-- begin Extracted material --

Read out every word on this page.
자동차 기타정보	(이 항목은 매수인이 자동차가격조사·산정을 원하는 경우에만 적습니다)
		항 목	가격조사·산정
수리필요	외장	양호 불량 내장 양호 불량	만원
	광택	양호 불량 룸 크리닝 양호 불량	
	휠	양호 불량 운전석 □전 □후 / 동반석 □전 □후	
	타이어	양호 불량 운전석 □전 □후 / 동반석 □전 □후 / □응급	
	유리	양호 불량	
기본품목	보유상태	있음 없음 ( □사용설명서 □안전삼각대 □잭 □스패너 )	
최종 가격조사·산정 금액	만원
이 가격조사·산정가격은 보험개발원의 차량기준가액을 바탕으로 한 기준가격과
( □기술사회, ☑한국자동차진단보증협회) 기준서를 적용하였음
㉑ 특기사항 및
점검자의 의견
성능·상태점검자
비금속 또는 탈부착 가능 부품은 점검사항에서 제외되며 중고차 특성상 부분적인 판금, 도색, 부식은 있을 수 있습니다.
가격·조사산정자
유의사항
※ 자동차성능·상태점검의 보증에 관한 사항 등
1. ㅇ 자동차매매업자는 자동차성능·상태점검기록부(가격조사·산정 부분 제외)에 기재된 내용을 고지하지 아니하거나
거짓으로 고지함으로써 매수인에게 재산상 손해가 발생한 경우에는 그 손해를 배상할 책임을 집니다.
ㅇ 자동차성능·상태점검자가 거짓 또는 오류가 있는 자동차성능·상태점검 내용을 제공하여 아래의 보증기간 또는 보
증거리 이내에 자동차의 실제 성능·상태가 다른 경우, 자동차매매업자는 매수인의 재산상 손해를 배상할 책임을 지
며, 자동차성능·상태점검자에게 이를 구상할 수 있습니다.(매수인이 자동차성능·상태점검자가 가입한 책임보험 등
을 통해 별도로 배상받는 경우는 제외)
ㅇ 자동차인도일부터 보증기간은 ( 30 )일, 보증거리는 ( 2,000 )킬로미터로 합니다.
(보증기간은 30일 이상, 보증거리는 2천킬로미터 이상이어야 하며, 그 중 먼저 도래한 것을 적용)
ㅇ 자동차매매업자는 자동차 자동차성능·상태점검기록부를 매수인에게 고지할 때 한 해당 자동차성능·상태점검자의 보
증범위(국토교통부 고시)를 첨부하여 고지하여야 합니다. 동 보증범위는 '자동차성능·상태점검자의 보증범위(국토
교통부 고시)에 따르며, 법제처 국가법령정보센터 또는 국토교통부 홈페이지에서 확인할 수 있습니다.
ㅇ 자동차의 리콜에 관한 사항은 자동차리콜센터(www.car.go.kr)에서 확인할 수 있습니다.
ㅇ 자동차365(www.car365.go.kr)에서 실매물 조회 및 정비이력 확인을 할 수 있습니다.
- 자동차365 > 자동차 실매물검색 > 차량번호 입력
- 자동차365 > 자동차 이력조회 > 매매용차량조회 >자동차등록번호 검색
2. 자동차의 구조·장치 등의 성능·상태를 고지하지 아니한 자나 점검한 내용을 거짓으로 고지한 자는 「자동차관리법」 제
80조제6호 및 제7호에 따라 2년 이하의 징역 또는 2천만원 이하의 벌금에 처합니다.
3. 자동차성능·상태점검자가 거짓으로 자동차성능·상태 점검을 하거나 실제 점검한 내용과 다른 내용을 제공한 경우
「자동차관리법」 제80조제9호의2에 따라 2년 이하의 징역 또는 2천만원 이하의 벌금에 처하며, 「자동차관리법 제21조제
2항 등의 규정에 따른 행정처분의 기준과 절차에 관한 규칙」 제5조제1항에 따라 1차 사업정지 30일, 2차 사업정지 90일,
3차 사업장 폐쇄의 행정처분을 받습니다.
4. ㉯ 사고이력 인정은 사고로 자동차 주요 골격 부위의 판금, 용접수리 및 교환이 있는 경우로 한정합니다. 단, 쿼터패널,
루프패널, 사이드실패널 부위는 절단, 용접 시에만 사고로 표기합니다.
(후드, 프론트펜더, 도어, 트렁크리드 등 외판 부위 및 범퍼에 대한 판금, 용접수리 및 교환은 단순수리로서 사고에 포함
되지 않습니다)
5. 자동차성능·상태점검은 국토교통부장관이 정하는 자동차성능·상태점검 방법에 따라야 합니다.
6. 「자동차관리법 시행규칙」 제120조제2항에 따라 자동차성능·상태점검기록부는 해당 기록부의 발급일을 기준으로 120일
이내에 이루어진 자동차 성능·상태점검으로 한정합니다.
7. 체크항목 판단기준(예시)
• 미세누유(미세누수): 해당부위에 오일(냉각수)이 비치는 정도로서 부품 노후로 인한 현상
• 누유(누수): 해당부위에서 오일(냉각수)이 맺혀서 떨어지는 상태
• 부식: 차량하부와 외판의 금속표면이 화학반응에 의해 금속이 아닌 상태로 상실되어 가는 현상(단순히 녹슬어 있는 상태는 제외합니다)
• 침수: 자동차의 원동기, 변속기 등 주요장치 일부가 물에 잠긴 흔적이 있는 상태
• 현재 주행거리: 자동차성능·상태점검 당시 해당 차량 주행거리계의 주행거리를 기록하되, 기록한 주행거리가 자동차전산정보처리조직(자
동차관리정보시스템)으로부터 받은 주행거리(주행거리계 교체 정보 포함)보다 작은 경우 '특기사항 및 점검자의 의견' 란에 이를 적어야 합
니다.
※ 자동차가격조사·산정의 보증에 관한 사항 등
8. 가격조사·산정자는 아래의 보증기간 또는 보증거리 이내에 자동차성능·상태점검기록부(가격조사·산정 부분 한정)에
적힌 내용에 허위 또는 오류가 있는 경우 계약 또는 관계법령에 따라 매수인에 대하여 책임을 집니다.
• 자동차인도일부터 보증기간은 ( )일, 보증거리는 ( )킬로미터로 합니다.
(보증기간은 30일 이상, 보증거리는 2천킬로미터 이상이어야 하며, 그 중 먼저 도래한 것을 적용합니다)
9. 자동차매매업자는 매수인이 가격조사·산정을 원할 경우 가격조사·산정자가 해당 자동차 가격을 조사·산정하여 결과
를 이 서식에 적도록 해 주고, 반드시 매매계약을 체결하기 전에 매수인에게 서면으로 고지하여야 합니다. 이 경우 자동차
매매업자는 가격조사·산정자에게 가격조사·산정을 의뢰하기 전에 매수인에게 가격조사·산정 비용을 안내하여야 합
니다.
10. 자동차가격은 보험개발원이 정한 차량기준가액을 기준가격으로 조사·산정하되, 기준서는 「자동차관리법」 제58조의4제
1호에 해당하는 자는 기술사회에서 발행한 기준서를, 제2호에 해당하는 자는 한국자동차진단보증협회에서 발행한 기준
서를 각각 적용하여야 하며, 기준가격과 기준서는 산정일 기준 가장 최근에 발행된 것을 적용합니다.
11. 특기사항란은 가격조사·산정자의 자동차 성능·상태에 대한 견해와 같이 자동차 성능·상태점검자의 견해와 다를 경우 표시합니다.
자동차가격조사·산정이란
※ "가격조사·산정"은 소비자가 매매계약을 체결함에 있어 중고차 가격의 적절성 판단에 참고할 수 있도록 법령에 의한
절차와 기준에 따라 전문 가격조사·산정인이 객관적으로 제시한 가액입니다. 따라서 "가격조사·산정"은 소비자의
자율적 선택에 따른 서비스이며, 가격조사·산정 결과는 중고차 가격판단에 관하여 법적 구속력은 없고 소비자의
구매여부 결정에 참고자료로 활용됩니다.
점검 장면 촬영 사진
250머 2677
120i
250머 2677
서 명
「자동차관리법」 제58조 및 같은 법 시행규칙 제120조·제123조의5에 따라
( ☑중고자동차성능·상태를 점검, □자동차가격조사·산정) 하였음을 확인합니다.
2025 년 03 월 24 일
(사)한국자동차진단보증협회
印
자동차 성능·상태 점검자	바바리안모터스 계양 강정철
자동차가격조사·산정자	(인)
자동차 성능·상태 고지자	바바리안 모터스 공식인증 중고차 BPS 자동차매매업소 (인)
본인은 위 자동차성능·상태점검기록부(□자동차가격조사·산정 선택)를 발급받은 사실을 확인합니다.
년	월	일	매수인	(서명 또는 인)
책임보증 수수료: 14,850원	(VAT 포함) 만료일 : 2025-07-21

-- end Extracted material --

- Exercise prompt: Check each line of the records above for "고지하지", and copy those that have it.

- Result of the task:
1. ㅇ 자동차매매업자는 자동차성능·상태점검기록부(가격조사·산정 부분 제외)에 기재된 내용을 고지하지 아니하거나
2. 자동차의 구조·장치 등의 성능·상태를 고지하지 아니한 자나 점검한 내용을 거짓으로 고지한 자는 「자동차관리법」 제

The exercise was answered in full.